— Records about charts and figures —
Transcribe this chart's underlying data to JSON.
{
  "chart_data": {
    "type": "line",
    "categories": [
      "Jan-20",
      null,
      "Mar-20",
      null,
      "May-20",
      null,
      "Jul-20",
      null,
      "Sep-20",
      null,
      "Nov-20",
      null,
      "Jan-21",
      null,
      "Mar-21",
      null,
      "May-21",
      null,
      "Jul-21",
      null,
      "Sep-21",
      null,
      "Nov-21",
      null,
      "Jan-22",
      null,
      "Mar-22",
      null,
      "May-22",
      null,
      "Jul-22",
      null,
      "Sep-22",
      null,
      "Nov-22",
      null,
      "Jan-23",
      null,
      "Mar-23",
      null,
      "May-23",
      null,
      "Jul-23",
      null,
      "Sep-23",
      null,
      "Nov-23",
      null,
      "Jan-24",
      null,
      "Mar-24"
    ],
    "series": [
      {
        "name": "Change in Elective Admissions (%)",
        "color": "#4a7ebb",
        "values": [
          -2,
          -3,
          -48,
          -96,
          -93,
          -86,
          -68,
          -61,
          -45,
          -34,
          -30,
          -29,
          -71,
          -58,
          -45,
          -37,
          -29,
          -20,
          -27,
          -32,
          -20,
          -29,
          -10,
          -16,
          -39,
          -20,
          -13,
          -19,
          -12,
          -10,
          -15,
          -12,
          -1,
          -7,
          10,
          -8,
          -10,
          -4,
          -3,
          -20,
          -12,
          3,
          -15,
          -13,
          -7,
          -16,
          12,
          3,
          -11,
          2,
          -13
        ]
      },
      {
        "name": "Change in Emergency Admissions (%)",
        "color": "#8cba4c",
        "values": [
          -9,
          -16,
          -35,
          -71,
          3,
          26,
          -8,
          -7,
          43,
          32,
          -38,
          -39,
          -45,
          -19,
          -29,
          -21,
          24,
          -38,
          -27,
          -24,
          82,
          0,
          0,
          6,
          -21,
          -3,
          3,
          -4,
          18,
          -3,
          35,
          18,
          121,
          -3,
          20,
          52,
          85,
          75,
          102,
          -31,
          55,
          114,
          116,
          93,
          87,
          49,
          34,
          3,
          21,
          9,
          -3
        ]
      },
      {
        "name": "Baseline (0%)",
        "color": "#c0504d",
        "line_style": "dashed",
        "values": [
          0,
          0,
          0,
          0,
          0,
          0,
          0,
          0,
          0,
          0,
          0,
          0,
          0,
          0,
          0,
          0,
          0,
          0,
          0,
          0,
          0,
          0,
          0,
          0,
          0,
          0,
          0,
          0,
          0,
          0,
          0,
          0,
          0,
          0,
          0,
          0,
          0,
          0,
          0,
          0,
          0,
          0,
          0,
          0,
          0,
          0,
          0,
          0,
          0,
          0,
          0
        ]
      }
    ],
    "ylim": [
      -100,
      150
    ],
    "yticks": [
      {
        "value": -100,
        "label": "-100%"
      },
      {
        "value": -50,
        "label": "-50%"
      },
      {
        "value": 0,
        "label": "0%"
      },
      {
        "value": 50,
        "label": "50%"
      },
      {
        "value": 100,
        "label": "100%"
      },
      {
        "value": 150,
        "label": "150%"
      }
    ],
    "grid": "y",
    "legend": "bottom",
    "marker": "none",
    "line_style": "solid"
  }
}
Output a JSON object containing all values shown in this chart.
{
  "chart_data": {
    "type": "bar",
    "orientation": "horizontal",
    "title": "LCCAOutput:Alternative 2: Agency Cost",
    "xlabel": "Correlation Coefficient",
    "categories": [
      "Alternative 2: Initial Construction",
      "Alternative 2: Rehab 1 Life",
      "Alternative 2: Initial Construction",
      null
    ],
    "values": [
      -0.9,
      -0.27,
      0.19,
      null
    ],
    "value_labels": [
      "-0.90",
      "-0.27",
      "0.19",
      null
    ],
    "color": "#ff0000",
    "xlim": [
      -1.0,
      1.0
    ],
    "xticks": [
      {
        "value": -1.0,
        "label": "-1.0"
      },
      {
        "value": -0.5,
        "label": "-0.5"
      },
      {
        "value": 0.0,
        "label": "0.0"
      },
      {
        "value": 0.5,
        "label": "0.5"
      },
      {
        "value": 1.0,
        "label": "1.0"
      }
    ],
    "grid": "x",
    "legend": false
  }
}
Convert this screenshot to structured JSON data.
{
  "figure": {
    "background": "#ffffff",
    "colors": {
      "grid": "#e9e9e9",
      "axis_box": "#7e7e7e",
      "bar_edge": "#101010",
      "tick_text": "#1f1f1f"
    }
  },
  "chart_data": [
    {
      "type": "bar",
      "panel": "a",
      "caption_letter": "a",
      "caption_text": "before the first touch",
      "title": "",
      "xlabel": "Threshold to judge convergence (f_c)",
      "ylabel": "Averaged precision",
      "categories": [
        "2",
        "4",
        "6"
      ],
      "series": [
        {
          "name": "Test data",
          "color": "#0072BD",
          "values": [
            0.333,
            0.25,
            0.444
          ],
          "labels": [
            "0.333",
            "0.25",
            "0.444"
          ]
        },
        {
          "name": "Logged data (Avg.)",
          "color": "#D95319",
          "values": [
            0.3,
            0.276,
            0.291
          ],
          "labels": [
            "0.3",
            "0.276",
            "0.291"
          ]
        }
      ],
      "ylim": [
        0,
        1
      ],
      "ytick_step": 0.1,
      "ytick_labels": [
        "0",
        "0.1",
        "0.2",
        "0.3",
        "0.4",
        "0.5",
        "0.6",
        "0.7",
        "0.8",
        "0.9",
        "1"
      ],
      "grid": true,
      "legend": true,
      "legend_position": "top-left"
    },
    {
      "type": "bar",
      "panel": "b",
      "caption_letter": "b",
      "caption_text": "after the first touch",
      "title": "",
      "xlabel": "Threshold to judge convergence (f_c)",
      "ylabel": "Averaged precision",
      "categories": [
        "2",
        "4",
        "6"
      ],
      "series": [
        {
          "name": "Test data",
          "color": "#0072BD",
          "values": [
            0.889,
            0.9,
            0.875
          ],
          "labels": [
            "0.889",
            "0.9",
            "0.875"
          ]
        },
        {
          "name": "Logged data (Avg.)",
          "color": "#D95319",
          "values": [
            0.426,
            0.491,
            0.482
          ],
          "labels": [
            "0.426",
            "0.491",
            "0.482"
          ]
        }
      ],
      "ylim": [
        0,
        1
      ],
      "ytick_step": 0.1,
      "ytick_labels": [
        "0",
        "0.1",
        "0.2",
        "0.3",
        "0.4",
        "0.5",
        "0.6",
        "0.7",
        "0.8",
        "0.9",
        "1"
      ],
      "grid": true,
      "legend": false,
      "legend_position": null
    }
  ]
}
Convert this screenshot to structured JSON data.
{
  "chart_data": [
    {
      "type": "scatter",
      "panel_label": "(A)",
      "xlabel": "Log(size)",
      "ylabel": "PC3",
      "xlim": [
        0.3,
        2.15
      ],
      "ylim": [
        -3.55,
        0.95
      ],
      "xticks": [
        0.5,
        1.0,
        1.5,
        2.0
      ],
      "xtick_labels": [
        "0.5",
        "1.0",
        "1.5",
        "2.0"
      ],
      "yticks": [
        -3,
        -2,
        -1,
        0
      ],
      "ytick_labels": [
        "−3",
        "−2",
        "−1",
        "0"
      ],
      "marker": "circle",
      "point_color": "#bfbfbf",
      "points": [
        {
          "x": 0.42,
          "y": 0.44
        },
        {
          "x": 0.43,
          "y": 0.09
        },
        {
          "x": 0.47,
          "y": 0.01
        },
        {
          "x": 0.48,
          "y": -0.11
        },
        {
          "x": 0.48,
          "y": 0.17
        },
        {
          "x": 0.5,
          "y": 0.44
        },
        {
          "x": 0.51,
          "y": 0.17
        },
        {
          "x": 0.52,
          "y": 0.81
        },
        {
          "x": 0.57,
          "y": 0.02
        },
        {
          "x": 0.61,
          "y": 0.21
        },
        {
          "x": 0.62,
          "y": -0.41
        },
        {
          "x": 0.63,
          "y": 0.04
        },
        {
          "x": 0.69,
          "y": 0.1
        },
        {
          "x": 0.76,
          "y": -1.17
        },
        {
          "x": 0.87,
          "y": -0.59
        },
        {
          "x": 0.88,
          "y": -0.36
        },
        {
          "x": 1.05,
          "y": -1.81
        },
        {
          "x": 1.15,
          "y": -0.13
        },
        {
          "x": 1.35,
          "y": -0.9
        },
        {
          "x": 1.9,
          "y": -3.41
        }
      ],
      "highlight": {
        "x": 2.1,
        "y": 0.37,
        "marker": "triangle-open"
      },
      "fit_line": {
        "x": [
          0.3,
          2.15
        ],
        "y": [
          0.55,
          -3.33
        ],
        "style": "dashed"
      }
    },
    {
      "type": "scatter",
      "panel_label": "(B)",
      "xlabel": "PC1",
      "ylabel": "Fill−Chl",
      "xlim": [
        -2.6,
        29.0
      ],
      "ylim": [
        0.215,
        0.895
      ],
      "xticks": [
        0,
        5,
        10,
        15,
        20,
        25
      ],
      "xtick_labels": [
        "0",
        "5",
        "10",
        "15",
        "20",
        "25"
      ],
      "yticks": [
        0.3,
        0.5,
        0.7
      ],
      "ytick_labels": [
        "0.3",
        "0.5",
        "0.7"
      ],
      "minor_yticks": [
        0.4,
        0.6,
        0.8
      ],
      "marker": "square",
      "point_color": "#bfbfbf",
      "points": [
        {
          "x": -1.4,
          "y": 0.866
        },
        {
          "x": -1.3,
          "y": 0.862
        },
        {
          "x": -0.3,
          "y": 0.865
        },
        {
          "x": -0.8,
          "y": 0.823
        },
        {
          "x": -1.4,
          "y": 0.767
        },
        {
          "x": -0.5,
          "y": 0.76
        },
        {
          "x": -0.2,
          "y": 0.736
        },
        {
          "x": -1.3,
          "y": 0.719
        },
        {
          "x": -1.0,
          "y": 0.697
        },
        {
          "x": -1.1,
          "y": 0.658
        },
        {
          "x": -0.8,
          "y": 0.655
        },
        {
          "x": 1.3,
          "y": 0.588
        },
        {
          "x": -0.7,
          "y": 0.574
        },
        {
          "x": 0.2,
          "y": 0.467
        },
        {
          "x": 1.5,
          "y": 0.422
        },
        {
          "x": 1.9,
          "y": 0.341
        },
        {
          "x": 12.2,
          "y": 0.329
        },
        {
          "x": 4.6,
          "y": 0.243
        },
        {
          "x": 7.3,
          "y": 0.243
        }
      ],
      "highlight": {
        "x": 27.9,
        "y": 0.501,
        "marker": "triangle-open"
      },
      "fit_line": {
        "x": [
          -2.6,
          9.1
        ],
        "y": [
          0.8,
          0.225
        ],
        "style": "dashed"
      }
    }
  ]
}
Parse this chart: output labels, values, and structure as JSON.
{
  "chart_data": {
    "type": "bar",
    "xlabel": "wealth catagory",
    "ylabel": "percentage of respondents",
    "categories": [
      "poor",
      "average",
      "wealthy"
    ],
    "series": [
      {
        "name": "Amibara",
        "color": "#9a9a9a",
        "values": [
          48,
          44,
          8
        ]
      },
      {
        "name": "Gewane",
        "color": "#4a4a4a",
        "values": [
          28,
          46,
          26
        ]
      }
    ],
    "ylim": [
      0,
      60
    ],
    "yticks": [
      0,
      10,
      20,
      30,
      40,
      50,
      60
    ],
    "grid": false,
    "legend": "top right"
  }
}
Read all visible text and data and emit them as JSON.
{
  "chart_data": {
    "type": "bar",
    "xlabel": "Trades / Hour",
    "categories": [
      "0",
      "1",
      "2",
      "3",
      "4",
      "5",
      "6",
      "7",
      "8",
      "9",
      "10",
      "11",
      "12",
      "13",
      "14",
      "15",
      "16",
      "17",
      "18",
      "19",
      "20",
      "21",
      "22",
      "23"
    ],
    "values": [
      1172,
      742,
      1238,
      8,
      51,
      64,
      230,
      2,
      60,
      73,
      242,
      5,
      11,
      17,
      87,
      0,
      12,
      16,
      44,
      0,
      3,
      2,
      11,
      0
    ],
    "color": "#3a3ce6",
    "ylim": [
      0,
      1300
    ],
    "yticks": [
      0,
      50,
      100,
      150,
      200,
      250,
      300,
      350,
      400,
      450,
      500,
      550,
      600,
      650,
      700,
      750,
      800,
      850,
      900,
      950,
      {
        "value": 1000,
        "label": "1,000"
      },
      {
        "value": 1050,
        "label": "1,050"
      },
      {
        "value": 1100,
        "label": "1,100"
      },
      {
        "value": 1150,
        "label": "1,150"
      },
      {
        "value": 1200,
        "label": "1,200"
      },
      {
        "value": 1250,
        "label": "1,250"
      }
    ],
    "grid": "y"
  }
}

— Problem statement —
Filter the listing above for the string "Change" and copy every matching line.

— Worked answer —
        "name": "Change in Elective Admissions (%)",
        "name": "Change in Emergency Admissions (%)",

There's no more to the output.